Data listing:
☆ ☆ ☆ ☆ ☆
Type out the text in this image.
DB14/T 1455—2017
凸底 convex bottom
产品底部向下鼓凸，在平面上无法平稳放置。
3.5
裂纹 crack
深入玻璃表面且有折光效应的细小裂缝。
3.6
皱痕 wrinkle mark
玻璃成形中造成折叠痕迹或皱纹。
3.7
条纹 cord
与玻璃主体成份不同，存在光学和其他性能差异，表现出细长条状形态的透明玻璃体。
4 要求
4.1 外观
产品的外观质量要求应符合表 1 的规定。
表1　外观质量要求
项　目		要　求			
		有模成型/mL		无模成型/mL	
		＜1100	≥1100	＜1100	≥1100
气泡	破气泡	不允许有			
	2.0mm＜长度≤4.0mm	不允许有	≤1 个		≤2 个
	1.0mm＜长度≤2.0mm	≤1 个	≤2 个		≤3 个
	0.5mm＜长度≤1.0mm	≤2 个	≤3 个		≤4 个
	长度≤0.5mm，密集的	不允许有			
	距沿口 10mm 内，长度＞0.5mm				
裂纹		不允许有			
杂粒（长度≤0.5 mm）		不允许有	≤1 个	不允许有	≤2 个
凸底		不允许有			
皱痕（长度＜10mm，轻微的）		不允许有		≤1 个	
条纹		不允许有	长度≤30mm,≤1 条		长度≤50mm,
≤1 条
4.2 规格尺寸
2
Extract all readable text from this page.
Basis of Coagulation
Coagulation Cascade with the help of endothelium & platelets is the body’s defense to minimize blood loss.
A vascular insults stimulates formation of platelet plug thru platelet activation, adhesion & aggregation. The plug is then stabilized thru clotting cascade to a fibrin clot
☆ ☆ ☆ ☆ ☆
» What the exercise asks: Recopy all the lines exactly as they appear.

» Answer to this exercise:
Type out the text in this image.
DB14/T 1455—2017
凸底 convex bottom
产品底部向下鼓凸，在平面上无法平稳放置。
3.5
裂纹 crack
深入玻璃表面且有折光效应的细小裂缝。
3.6
皱痕 wrinkle mark
玻璃成形中造成折叠痕迹或皱纹。
3.7
条纹 cord
与玻璃主体成份不同，存在光学和其他性能差异，表现出细长条状形态的透明玻璃体。
4 要求
4.1 外观
产品的外观质量要求应符合表 1 的规定。
表1　外观质量要求
项　目		要　求			
		有模成型/mL		无模成型/mL	
		＜1100	≥1100	＜1100	≥1100
气泡	破气泡	不允许有			
	2.0mm＜长度≤4.0mm	不允许有	≤1 个		≤2 个
	1.0mm＜长度≤2.0mm	≤1 个	≤2 个		≤3 个
	0.5mm＜长度≤1.0mm	≤2 个	≤3 个		≤4 个
	长度≤0.5mm，密集的	不允许有			
	距沿口 10mm 内，长度＞0.5mm				
裂纹		不允许有			
杂粒（长度≤0.5 mm）		不允许有	≤1 个	不允许有	≤2 个
凸底		不允许有			
皱痕（长度＜10mm，轻微的）		不允许有		≤1 个	
条纹		不允许有	长度≤30mm,≤1 条		长度≤50mm,
≤1 条
4.2 规格尺寸
2
Extract all readable text from this page.
Basis of Coagulation
Coagulation Cascade with the help of endothelium & platelets is the body’s defense to minimize blood loss.
A vascular insults stimulates formation of platelet plug thru platelet activation, adhesion & aggregation. The plug is then stabilized thru clotting cascade to a fibrin clot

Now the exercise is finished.